Direction —
Write out each record again exactly as it stands.
======== Data supplied
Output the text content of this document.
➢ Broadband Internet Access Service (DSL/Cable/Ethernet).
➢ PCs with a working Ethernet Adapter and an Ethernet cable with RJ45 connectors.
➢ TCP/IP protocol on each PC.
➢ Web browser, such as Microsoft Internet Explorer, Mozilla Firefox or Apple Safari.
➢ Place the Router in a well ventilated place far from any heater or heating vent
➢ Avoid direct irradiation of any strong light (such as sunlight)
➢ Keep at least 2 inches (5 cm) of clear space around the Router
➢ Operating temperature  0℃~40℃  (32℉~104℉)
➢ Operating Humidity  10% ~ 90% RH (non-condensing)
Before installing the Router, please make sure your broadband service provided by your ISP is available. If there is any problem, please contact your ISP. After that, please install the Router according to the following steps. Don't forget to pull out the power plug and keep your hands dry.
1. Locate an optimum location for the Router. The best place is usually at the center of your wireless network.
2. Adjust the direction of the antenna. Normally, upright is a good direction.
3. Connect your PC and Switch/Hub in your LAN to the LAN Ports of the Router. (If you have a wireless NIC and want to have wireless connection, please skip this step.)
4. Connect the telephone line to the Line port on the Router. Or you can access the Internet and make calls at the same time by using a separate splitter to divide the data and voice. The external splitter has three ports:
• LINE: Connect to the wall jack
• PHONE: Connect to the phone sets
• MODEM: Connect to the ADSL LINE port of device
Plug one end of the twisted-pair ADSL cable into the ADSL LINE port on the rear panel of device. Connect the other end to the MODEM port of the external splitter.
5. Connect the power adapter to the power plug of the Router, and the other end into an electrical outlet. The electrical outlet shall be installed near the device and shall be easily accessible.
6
================
Finished answer —
Output the text content of this document.
➢ Broadband Internet Access Service (DSL/Cable/Ethernet).
➢ PCs with a working Ethernet Adapter and an Ethernet cable with RJ45 connectors.
➢ TCP/IP protocol on each PC.
➢ Web browser, such as Microsoft Internet Explorer, Mozilla Firefox or Apple Safari.
➢ Place the Router in a well ventilated place far from any heater or heating vent
➢ Avoid direct irradiation of any strong light (such as sunlight)
➢ Keep at least 2 inches (5 cm) of clear space around the Router
➢ Operating temperature  0℃~40℃  (32℉~104℉)
➢ Operating Humidity  10% ~ 90% RH (non-condensing)
Before installing the Router, please make sure your broadband service provided by your ISP is available. If there is any problem, please contact your ISP. After that, please install the Router according to the following steps. Don't forget to pull out the power plug and keep your hands dry.
1. Locate an optimum location for the Router. The best place is usually at the center of your wireless network.
2. Adjust the direction of the antenna. Normally, upright is a good direction.
3. Connect your PC and Switch/Hub in your LAN to the LAN Ports of the Router. (If you have a wireless NIC and want to have wireless connection, please skip this step.)
4. Connect the telephone line to the Line port on the Router. Or you can access the Internet and make calls at the same time by using a separate splitter to divide the data and voice. The external splitter has three ports:
• LINE: Connect to the wall jack
• PHONE: Connect to the phone sets
• MODEM: Connect to the ADSL LINE port of device
Plug one end of the twisted-pair ADSL cable into the ADSL LINE port on the rear panel of device. Connect the other end to the MODEM port of the external splitter.
5. Connect the power adapter to the power plug of the Router, and the other end into an electrical outlet. The electrical outlet shall be installed near the device and shall be easily accessible.
6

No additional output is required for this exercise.